> **EXERCISE TASK**: Reproduce only the lines of the listing between the line holding "y-tick-label-left: 5.0: [39, 17, 56, 31]" and the line holding "plot-band: [63, 24, 82, 323]", inclusive, substituting "shaded-band" for every occurrence of "plot-band" and leaving all else unchanged.

*** SUPPLIED DATA ***

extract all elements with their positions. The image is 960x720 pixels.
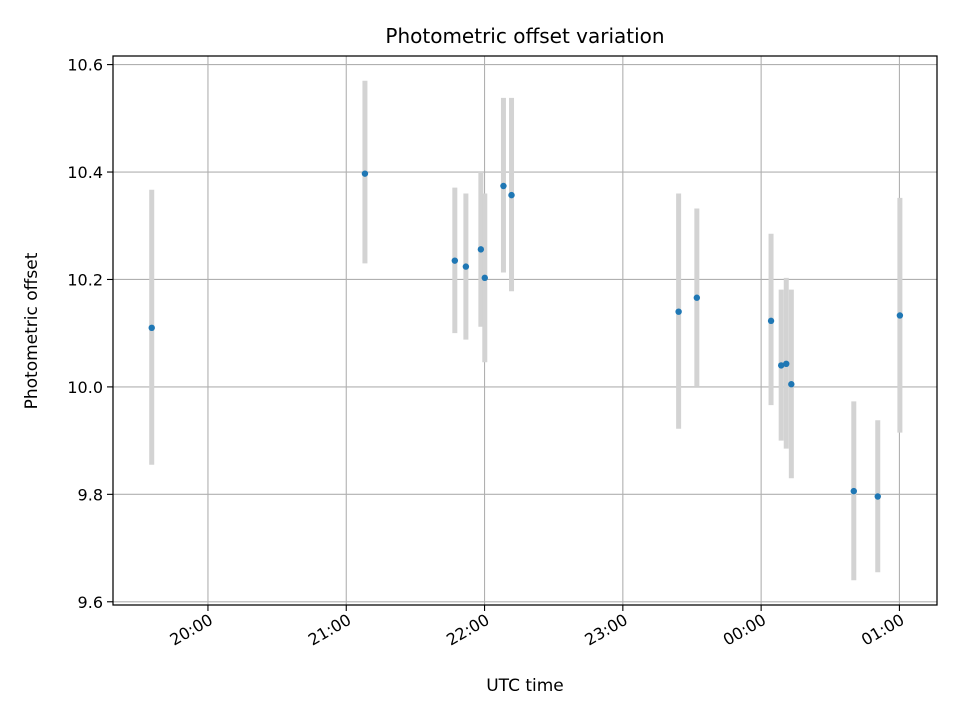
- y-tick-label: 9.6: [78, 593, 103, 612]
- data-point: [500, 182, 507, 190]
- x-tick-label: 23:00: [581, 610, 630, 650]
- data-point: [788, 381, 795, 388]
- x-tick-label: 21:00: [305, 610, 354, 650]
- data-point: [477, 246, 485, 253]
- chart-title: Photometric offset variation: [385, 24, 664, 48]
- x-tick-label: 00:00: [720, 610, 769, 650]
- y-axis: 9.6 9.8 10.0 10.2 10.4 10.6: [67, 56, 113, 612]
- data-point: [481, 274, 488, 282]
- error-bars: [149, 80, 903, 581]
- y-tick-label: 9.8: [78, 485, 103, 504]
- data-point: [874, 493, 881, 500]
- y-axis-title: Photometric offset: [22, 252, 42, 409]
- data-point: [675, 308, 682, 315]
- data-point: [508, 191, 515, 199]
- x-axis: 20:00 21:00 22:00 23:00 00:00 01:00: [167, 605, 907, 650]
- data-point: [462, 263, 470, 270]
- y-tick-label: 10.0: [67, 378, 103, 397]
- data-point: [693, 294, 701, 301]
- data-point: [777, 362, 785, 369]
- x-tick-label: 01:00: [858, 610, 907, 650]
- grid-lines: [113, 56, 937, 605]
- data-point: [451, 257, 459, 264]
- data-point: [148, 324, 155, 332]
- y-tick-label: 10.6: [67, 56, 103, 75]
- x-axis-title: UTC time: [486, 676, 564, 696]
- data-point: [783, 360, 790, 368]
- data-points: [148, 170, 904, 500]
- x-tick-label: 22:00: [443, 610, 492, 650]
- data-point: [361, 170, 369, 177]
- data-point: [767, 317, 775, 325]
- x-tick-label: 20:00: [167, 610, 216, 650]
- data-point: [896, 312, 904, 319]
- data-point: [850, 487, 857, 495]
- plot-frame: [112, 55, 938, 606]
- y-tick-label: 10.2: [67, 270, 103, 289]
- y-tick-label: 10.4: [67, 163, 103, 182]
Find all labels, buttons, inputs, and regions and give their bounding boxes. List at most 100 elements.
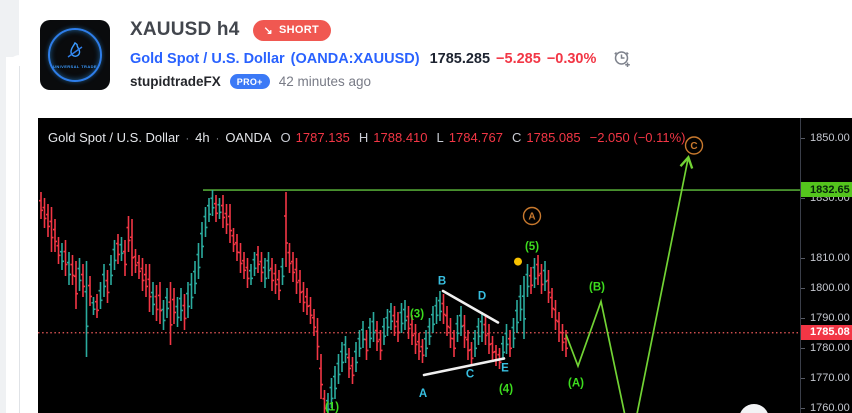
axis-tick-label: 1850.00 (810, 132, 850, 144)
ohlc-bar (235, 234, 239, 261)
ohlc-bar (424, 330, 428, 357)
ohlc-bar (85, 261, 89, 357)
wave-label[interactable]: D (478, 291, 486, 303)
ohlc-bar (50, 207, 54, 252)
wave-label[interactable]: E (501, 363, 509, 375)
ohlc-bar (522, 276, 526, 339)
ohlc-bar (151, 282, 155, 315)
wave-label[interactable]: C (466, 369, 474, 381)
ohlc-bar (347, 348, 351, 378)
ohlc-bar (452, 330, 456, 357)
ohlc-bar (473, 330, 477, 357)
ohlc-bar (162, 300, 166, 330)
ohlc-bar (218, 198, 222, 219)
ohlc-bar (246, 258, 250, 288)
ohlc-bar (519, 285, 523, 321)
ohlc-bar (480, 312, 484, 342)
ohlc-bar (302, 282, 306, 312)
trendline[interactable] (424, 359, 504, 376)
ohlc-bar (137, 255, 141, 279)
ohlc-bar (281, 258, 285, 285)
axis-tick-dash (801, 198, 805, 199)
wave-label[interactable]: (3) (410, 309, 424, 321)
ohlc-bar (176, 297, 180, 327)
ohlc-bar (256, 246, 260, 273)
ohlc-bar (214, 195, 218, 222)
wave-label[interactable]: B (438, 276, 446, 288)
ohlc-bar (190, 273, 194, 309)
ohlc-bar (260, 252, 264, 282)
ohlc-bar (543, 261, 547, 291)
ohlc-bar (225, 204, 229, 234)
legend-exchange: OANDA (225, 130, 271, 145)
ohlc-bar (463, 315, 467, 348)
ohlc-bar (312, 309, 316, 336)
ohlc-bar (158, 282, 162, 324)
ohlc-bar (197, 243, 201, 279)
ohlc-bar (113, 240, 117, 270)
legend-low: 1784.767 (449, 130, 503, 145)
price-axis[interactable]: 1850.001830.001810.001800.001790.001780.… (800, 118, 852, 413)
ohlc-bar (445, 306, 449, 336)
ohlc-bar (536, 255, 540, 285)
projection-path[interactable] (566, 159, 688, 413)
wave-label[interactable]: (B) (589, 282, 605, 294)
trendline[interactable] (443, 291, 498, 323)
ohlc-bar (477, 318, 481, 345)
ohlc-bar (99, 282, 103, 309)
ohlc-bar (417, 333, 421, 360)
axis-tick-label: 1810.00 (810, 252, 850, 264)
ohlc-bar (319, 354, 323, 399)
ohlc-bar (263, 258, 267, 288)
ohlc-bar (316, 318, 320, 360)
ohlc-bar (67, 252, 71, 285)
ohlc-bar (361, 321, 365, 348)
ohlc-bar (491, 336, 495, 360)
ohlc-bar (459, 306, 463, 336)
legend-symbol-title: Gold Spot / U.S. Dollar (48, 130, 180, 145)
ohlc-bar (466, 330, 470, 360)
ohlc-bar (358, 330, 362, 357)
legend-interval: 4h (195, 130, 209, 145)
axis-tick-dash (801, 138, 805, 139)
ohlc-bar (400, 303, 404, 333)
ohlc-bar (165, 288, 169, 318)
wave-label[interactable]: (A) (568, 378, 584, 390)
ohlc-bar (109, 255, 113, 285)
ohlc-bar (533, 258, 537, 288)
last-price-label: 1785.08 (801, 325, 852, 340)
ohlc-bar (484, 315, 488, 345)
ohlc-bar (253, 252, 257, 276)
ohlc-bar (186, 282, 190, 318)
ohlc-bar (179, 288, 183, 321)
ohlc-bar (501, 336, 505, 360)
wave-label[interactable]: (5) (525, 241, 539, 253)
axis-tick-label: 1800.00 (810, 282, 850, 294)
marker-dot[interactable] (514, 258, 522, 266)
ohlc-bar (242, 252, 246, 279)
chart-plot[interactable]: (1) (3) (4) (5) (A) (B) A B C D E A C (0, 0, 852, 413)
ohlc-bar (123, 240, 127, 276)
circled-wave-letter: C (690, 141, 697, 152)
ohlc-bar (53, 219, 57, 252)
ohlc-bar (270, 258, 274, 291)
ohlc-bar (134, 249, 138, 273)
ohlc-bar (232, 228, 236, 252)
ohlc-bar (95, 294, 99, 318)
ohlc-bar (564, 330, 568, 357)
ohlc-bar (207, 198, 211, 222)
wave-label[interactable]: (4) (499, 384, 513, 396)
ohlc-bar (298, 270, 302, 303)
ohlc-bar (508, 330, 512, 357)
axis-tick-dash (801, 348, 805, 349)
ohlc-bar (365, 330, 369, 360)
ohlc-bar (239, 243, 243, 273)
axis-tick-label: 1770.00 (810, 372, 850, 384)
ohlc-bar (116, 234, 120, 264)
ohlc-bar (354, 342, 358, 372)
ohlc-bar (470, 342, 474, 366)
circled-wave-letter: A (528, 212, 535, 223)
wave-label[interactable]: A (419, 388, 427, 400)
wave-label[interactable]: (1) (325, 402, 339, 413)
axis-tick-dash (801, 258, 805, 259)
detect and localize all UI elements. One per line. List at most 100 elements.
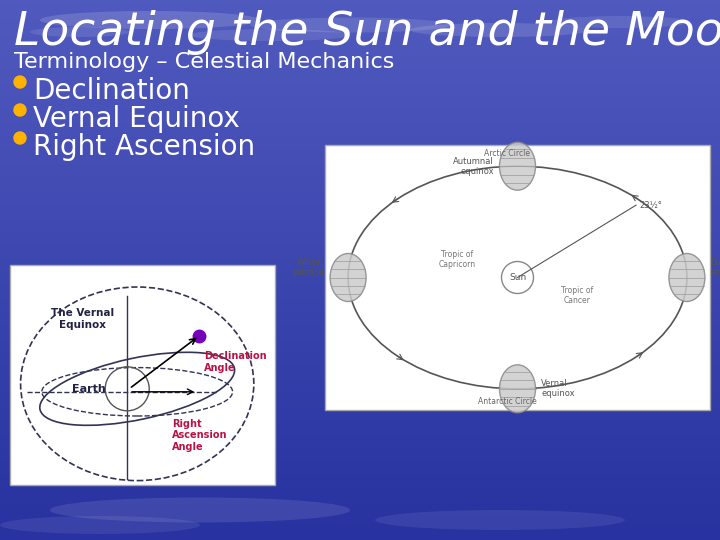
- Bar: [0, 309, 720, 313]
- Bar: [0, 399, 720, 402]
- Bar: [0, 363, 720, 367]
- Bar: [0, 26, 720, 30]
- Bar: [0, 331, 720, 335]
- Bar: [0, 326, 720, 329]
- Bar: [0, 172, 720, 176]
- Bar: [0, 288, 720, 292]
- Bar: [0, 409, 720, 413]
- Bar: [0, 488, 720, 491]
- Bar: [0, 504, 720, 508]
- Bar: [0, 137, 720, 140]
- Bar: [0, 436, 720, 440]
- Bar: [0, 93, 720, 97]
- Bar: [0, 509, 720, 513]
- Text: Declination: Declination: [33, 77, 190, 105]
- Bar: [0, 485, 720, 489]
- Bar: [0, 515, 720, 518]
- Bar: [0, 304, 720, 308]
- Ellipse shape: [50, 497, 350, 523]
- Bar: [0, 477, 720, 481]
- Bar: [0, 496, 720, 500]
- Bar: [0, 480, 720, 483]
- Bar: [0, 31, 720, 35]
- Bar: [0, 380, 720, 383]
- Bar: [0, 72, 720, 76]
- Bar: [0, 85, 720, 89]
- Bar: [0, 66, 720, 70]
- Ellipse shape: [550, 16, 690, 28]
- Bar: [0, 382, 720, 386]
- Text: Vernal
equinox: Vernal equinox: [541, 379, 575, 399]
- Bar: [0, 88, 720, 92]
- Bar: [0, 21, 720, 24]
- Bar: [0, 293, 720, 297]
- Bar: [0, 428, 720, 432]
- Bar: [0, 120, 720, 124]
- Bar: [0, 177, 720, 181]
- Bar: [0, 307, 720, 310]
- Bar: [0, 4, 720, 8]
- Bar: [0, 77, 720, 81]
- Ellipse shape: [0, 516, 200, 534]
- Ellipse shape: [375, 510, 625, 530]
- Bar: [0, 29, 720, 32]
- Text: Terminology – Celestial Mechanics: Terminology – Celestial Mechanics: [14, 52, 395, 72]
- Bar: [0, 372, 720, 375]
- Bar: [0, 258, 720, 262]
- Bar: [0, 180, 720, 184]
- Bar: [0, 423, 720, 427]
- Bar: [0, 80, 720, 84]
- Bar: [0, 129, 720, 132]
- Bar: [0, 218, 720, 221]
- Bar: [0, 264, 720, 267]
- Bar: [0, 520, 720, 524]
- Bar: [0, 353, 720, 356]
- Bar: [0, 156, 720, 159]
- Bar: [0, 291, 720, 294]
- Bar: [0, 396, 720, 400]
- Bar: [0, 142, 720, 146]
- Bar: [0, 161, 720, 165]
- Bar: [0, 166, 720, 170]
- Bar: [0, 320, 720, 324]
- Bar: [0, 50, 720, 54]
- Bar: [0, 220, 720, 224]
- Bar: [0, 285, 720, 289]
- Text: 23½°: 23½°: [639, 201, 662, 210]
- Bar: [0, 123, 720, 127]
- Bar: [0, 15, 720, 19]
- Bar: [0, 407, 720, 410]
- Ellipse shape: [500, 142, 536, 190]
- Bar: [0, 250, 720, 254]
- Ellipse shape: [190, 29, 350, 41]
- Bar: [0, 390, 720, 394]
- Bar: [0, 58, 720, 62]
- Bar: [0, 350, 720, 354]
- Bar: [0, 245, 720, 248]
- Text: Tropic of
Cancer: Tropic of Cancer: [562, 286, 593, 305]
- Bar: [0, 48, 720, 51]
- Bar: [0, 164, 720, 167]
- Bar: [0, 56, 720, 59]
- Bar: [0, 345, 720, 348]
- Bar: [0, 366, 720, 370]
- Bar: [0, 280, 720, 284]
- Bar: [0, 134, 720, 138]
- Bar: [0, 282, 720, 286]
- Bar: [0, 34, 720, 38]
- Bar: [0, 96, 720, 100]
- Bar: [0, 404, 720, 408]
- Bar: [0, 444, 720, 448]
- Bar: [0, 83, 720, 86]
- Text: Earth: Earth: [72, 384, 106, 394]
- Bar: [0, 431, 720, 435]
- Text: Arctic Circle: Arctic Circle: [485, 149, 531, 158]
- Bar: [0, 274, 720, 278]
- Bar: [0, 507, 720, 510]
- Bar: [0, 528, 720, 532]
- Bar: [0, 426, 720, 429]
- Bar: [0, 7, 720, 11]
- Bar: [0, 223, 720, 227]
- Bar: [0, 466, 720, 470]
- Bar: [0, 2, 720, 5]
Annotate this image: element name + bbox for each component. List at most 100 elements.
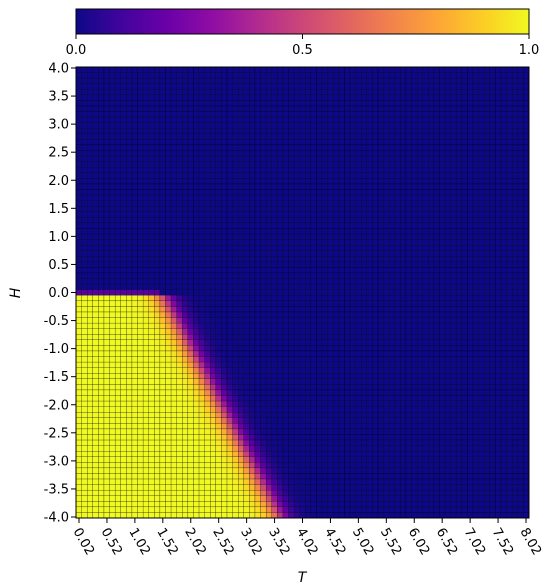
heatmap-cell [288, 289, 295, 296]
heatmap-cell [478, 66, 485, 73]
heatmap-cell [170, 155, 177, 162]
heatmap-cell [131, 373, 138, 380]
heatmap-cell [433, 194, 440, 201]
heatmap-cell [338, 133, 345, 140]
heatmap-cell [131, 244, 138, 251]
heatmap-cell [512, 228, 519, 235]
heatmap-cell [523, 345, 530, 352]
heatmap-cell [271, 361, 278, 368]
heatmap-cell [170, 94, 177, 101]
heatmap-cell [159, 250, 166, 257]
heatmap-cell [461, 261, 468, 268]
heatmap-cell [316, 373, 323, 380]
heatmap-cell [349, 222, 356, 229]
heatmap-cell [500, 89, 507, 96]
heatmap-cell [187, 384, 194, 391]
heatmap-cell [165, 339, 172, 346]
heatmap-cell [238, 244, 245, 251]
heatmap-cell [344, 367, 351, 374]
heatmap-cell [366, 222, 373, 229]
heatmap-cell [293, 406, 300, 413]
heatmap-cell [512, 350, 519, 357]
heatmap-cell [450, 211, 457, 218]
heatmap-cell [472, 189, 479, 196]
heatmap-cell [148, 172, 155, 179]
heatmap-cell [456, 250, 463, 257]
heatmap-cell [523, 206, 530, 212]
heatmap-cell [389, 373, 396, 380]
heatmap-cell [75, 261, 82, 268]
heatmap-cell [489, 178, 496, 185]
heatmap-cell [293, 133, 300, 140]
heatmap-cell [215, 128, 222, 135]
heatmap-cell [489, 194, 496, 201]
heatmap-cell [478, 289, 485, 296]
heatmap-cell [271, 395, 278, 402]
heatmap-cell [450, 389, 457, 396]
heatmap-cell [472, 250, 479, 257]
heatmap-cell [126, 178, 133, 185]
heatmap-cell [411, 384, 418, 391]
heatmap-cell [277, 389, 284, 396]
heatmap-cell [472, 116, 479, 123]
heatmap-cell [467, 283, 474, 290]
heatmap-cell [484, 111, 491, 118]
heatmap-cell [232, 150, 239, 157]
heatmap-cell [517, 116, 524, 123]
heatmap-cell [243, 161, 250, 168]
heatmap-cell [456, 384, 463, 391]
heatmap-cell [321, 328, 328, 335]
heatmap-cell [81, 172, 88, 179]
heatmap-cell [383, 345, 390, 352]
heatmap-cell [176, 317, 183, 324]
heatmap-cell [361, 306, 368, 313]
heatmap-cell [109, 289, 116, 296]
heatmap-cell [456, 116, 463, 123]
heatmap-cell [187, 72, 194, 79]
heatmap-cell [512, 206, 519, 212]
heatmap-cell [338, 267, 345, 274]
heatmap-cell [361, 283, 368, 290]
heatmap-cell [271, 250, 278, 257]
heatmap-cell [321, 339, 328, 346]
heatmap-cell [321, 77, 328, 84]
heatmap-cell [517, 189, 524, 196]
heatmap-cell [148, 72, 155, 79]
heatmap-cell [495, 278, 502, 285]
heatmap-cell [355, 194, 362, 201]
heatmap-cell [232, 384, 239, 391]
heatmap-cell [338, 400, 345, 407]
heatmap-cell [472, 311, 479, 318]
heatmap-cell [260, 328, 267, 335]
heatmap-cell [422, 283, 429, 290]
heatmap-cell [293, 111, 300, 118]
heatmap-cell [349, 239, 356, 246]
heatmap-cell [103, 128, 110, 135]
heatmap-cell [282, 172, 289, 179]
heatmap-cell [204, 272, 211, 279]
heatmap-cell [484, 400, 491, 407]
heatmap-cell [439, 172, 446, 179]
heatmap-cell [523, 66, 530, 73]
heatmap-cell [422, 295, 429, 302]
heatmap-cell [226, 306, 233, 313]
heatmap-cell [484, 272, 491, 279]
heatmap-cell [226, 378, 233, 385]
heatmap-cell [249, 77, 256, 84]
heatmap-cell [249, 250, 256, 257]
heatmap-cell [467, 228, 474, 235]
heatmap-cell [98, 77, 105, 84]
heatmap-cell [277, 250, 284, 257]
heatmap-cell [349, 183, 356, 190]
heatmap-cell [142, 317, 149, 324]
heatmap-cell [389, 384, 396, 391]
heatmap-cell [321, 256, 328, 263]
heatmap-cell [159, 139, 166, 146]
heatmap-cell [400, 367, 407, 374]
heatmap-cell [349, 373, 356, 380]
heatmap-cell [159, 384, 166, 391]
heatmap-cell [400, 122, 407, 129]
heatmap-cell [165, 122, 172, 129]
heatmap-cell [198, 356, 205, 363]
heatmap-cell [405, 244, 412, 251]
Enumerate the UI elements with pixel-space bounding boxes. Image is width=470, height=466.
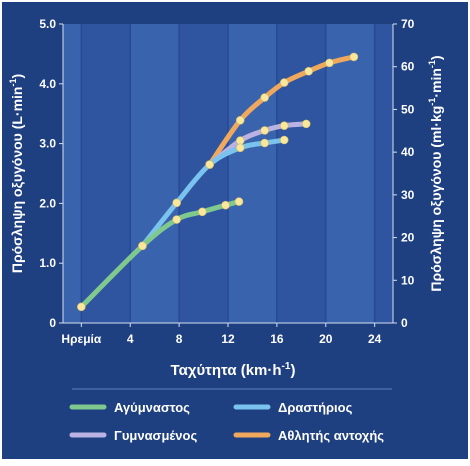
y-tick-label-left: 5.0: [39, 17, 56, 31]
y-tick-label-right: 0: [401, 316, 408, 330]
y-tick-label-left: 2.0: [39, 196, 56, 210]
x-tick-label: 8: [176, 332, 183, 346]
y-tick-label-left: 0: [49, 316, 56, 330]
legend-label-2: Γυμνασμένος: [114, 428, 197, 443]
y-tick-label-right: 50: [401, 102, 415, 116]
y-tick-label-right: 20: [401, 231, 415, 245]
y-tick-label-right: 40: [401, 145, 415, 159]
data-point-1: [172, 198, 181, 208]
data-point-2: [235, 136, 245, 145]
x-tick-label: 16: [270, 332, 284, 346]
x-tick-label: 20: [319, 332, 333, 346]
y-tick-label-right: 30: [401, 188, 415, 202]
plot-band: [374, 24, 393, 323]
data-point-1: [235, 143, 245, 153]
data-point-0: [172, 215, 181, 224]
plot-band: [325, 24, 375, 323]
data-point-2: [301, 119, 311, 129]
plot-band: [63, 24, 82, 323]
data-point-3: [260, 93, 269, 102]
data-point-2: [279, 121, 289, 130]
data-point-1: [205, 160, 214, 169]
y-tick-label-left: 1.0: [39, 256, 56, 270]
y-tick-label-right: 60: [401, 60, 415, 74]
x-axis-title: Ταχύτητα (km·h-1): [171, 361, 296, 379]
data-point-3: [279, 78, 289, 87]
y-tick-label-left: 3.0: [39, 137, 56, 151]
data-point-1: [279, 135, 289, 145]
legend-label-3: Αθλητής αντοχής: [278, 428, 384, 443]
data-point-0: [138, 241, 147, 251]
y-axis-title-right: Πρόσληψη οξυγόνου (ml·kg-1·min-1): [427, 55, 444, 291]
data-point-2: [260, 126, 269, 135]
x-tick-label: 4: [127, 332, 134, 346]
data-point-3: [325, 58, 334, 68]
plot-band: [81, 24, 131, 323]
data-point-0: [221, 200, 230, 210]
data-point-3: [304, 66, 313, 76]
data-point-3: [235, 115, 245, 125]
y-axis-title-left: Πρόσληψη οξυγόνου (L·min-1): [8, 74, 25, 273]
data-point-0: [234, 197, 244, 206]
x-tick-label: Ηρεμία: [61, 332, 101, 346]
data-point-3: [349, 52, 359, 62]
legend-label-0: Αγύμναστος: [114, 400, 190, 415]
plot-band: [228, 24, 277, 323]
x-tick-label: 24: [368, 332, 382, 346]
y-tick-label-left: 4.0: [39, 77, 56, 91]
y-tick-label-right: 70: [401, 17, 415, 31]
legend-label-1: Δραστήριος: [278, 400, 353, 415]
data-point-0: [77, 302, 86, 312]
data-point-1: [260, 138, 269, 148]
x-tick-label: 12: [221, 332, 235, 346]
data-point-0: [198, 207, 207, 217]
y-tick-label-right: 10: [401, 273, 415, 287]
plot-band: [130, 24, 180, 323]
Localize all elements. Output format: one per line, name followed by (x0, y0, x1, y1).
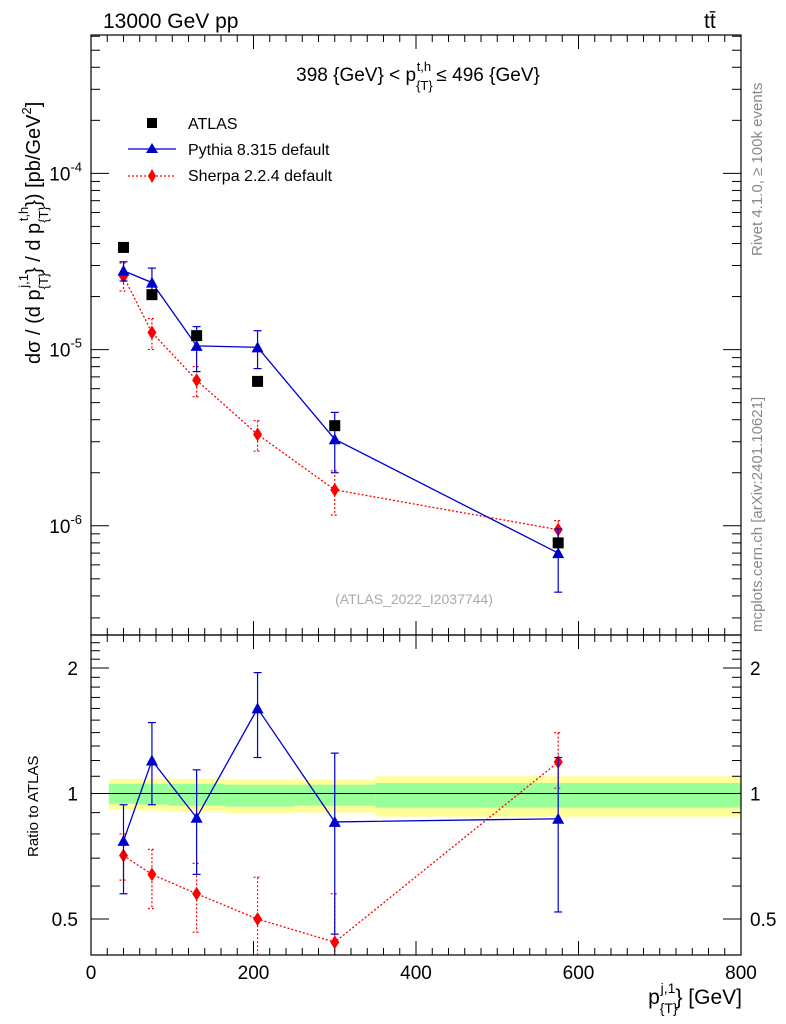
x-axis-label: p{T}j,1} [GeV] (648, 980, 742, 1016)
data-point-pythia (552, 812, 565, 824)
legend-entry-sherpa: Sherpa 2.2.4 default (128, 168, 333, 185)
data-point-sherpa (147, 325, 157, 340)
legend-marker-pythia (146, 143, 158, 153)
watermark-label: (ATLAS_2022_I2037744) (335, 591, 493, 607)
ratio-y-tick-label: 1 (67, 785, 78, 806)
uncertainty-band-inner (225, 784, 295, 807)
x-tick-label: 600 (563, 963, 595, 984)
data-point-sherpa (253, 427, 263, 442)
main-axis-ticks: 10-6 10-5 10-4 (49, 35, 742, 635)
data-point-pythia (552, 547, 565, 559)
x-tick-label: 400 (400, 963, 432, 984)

***

> **SOLVED PROBLEM**:
y-tick-label-left: 5.0: [39, 17, 56, 31]
y-tick-label-right: 0: [401, 316, 408, 330]
y-tick-label-left: 2.0: [39, 196, 56, 210]
x-tick-label: 8: [176, 332, 183, 346]
y-tick-label-left: 0: [49, 316, 56, 330]
legend-label-2: Γυμνασμένος: [114, 428, 197, 443]
y-tick-label-right: 50: [401, 102, 415, 116]
y-tick-label-right: 20: [401, 231, 415, 245]
y-tick-label-right: 40: [401, 145, 415, 159]
data-point-1: [172, 198, 181, 208]
data-point-2: [235, 136, 245, 145]
x-tick-label: 16: [270, 332, 284, 346]
x-tick-label: 20: [319, 332, 333, 346]
y-tick-label-right: 30: [401, 188, 415, 202]
shaded-band: [374, 24, 393, 323]
data-point-1: [235, 143, 245, 153]
data-point-0: [172, 215, 181, 224]
shaded-band: [325, 24, 375, 323]
data-point-2: [301, 119, 311, 129]
shaded-band: [63, 24, 82, 323]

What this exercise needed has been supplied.